## begin

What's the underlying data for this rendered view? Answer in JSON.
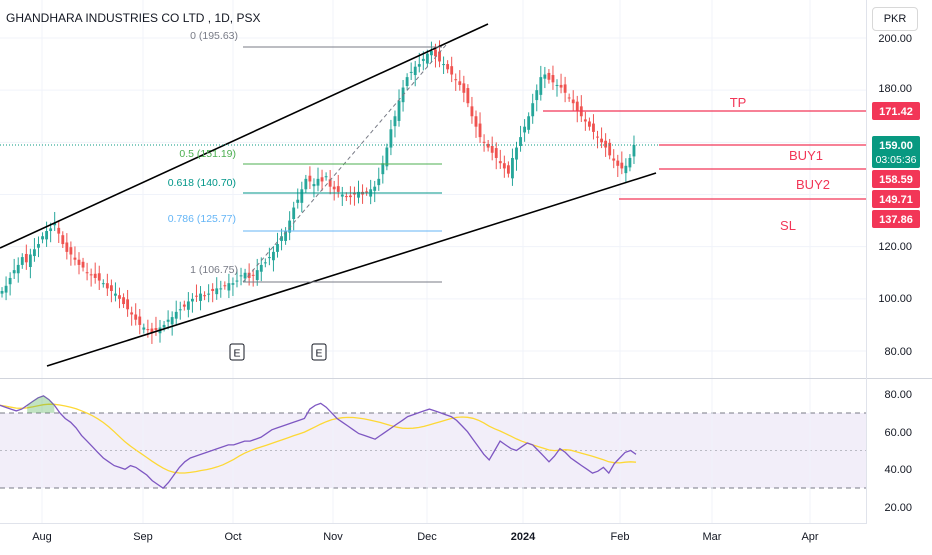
{
  "header": {
    "symbol_title": "GHANDHARA INDUSTRIES CO LTD , 1D, PSX",
    "currency": "PKR"
  },
  "colors": {
    "up": "#26a69a",
    "down": "#ef5350",
    "level_line": "#f23657",
    "level_text": "#f23657",
    "channel": "#000000",
    "rsi_line": "#7e57c2",
    "rsi_ma": "#fdd835",
    "rsi_band": "#ede7f6",
    "price_badge": "#089981",
    "fib_0": "#787b86",
    "fib_05": "#4caf50",
    "fib_0618": "#009688",
    "fib_0786": "#64b5f6",
    "fib_1": "#787b86"
  },
  "price_axis": {
    "ticks": [
      "200.00",
      "180.00",
      "160.00",
      "140.00",
      "120.00",
      "100.00",
      "80.00"
    ],
    "current_price": "159.00",
    "countdown": "03:05:36",
    "badges": [
      "171.42",
      "158.59",
      "149.71",
      "137.86"
    ]
  },
  "rsi_axis": {
    "ticks": [
      "80.00",
      "60.00",
      "40.00",
      "20.00"
    ]
  },
  "time_axis": {
    "labels": [
      "Aug",
      "Sep",
      "Oct",
      "Nov",
      "Dec",
      "2024",
      "Jan",
      "Feb",
      "Mar",
      "Apr"
    ]
  },
  "fib_labels": {
    "f0": "0 (195.63)",
    "f05": "0.5 (151.19)",
    "f0618": "0.618 (140.70)",
    "f0786": "0.786 (125.77)",
    "f1": "1 (106.75)"
  },
  "trade_labels": {
    "tp": "TP",
    "buy1": "BUY1",
    "buy2": "BUY2",
    "sl": "SL"
  },
  "earnings_markers": [
    "E",
    "E"
  ],
  "chart_data": {
    "type": "candlestick",
    "title": "GHANDHARA INDUSTRIES CO LTD , 1D, PSX",
    "currency": "PKR",
    "y_range": [
      74,
      204
    ],
    "rsi_range": [
      15,
      90
    ],
    "x_axis_labels": [
      "Aug",
      "Sep",
      "Oct",
      "Nov",
      "Dec",
      "2024",
      "Jan",
      "Feb",
      "Mar",
      "Apr"
    ],
    "close_series": [
      103,
      105,
      108,
      111,
      113,
      116,
      114,
      117,
      119,
      121,
      124,
      126,
      127,
      129,
      125,
      121,
      118,
      117,
      115,
      113,
      112,
      110,
      109,
      108,
      107,
      106,
      104,
      103,
      102,
      100,
      98,
      96,
      94,
      92,
      90,
      89,
      88,
      87,
      88,
      89,
      90,
      92,
      93,
      95,
      96,
      97,
      99,
      100,
      101,
      102,
      101,
      102,
      103,
      104,
      104,
      105,
      106,
      106,
      107,
      109,
      110,
      108,
      109,
      111,
      113,
      114,
      116,
      118,
      121,
      124,
      126,
      130,
      135,
      138,
      142,
      146,
      145,
      144,
      146,
      145,
      147,
      143,
      142,
      141,
      140,
      139,
      139,
      140,
      141,
      140,
      141,
      142,
      143,
      146,
      152,
      158,
      165,
      170,
      176,
      181,
      185,
      187,
      189,
      190,
      192,
      194,
      195,
      193,
      191,
      190,
      188,
      186,
      184,
      182,
      179,
      175,
      170,
      166,
      162,
      160,
      158,
      156,
      154,
      152,
      150,
      148,
      154,
      158,
      162,
      166,
      170,
      175,
      180,
      185,
      186,
      184,
      183,
      182,
      181,
      179,
      177,
      175,
      172,
      170,
      168,
      166,
      164,
      162,
      160,
      158,
      155,
      153,
      151,
      150,
      151,
      154,
      159
    ],
    "rsi_series": [
      74,
      73,
      72,
      71,
      72,
      74,
      76,
      78,
      79,
      77,
      74,
      70,
      67,
      65,
      62,
      58,
      55,
      52,
      49,
      46,
      44,
      42,
      41,
      40,
      42,
      41,
      39,
      37,
      34,
      32,
      30,
      33,
      37,
      41,
      44,
      46,
      47,
      48,
      49,
      50,
      51,
      52,
      53,
      53,
      54,
      55,
      55,
      56,
      57,
      59,
      61,
      62,
      63,
      64,
      65,
      66,
      67,
      72,
      74,
      75,
      73,
      70,
      67,
      65,
      63,
      61,
      59,
      58,
      57,
      56,
      58,
      60,
      62,
      64,
      66,
      68,
      69,
      70,
      71,
      72,
      71,
      70,
      69,
      68,
      66,
      63,
      60,
      56,
      52,
      48,
      45,
      50,
      55,
      53,
      51,
      50,
      52,
      54,
      53,
      50,
      47,
      44,
      47,
      51,
      49,
      46,
      44,
      42,
      40,
      38,
      39,
      41,
      38,
      43,
      46,
      49,
      50,
      48
    ],
    "fib_levels": [
      {
        "ratio": 0,
        "price": 195.63
      },
      {
        "ratio": 0.5,
        "price": 151.19
      },
      {
        "ratio": 0.618,
        "price": 140.7
      },
      {
        "ratio": 0.786,
        "price": 125.77
      },
      {
        "ratio": 1,
        "price": 106.75
      }
    ],
    "trade_levels": [
      {
        "name": "TP",
        "price": 171.42
      },
      {
        "name": "BUY1",
        "price": 158.59
      },
      {
        "name": "BUY2",
        "price": 149.71
      },
      {
        "name": "SL",
        "price": 137.86
      }
    ],
    "last_price": 159.0,
    "rsi_bands": [
      70,
      50,
      30
    ]
  }
}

## end

Give all the lines above again, character for character, without pictures.

**OUTPUT FOR THIS EXERCISE**
What's the underlying data for this rendered view? Answer in JSON.
{
  "header": {
    "symbol_title": "GHANDHARA INDUSTRIES CO LTD , 1D, PSX",
    "currency": "PKR"
  },
  "colors": {
    "up": "#26a69a",
    "down": "#ef5350",
    "level_line": "#f23657",
    "level_text": "#f23657",
    "channel": "#000000",
    "rsi_line": "#7e57c2",
    "rsi_ma": "#fdd835",
    "rsi_band": "#ede7f6",
    "price_badge": "#089981",
    "fib_0": "#787b86",
    "fib_05": "#4caf50",
    "fib_0618": "#009688",
    "fib_0786": "#64b5f6",
    "fib_1": "#787b86"
  },
  "price_axis": {
    "ticks": [
      "200.00",
      "180.00",
      "160.00",
      "140.00",
      "120.00",
      "100.00",
      "80.00"
    ],
    "current_price": "159.00",
    "countdown": "03:05:36",
    "badges": [
      "171.42",
      "158.59",
      "149.71",
      "137.86"
    ]
  },
  "rsi_axis": {
    "ticks": [
      "80.00",
      "60.00",
      "40.00",
      "20.00"
    ]
  },
  "time_axis": {
    "labels": [
      "Aug",
      "Sep",
      "Oct",
      "Nov",
      "Dec",
      "2024",
      "Jan",
      "Feb",
      "Mar",
      "Apr"
    ]
  },
  "fib_labels": {
    "f0": "0 (195.63)",
    "f05": "0.5 (151.19)",
    "f0618": "0.618 (140.70)",
    "f0786": "0.786 (125.77)",
    "f1": "1 (106.75)"
  },
  "trade_labels": {
    "tp": "TP",
    "buy1": "BUY1",
    "buy2": "BUY2",
    "sl": "SL"
  },
  "earnings_markers": [
    "E",
    "E"
  ],
  "chart_data": {
    "type": "candlestick",
    "title": "GHANDHARA INDUSTRIES CO LTD , 1D, PSX",
    "currency": "PKR",
    "y_range": [
      74,
      204
    ],
    "rsi_range": [
      15,
      90
    ],
    "x_axis_labels": [
      "Aug",
      "Sep",
      "Oct",
      "Nov",
      "Dec",
      "2024",
      "Jan",
      "Feb",
      "Mar",
      "Apr"
    ],
    "close_series": [
      103,
      105,
      108,
      111,
      113,
      116,
      114,
      117,
      119,
      121,
      124,
      126,
      127,
      129,
      125,
      121,
      118,
      117,
      115,
      113,
      112,
      110,
      109,
      108,
      107,
      106,
      104,
      103,
      102,
      100,
      98,
      96,
      94,
      92,
      90,
      89,
      88,
      87,
      88,
      89,
      90,
      92,
      93,
      95,
      96,
      97,
      99,
      100,
      101,
      102,
      101,
      102,
      103,
      104,
      104,
      105,
      106,
      106,
      107,
      109,
      110,
      108,
      109,
      111,
      113,
      114,
      116,
      118,
      121,
      124,
      126,
      130,
      135,
      138,
      142,
      146,
      145,
      144,
      146,
      145,
      147,
      143,
      142,
      141,
      140,
      139,
      139,
      140,
      141,
      140,
      141,
      142,
      143,
      146,
      152,
      158,
      165,
      170,
      176,
      181,
      185,
      187,
      189,
      190,
      192,
      194,
      195,
      193,
      191,
      190,
      188,
      186,
      184,
      182,
      179,
      175,
      170,
      166,
      162,
      160,
      158,
      156,
      154,
      152,
      150,
      148,
      154,
      158,
      162,
      166,
      170,
      175,
      180,
      185,
      186,
      184,
      183,
      182,
      181,
      179,
      177,
      175,
      172,
      170,
      168,
      166,
      164,
      162,
      160,
      158,
      155,
      153,
      151,
      150,
      151,
      154,
      159
    ],
    "rsi_series": [
      74,
      73,
      72,
      71,
      72,
      74,
      76,
      78,
      79,
      77,
      74,
      70,
      67,
      65,
      62,
      58,
      55,
      52,
      49,
      46,
      44,
      42,
      41,
      40,
      42,
      41,
      39,
      37,
      34,
      32,
      30,
      33,
      37,
      41,
      44,
      46,
      47,
      48,
      49,
      50,
      51,
      52,
      53,
      53,
      54,
      55,
      55,
      56,
      57,
      59,
      61,
      62,
      63,
      64,
      65,
      66,
      67,
      72,
      74,
      75,
      73,
      70,
      67,
      65,
      63,
      61,
      59,
      58,
      57,
      56,
      58,
      60,
      62,
      64,
      66,
      68,
      69,
      70,
      71,
      72,
      71,
      70,
      69,
      68,
      66,
      63,
      60,
      56,
      52,
      48,
      45,
      50,
      55,
      53,
      51,
      50,
      52,
      54,
      53,
      50,
      47,
      44,
      47,
      51,
      49,
      46,
      44,
      42,
      40,
      38,
      39,
      41,
      38,
      43,
      46,
      49,
      50,
      48
    ],
    "fib_levels": [
      {
        "ratio": 0,
        "price": 195.63
      },
      {
        "ratio": 0.5,
        "price": 151.19
      },
      {
        "ratio": 0.618,
        "price": 140.7
      },
      {
        "ratio": 0.786,
        "price": 125.77
      },
      {
        "ratio": 1,
        "price": 106.75
      }
    ],
    "trade_levels": [
      {
        "name": "TP",
        "price": 171.42
      },
      {
        "name": "BUY1",
        "price": 158.59
      },
      {
        "name": "BUY2",
        "price": 149.71
      },
      {
        "name": "SL",
        "price": 137.86
      }
    ],
    "last_price": 159.0,
    "rsi_bands": [
      70,
      50,
      30
    ]
  }
}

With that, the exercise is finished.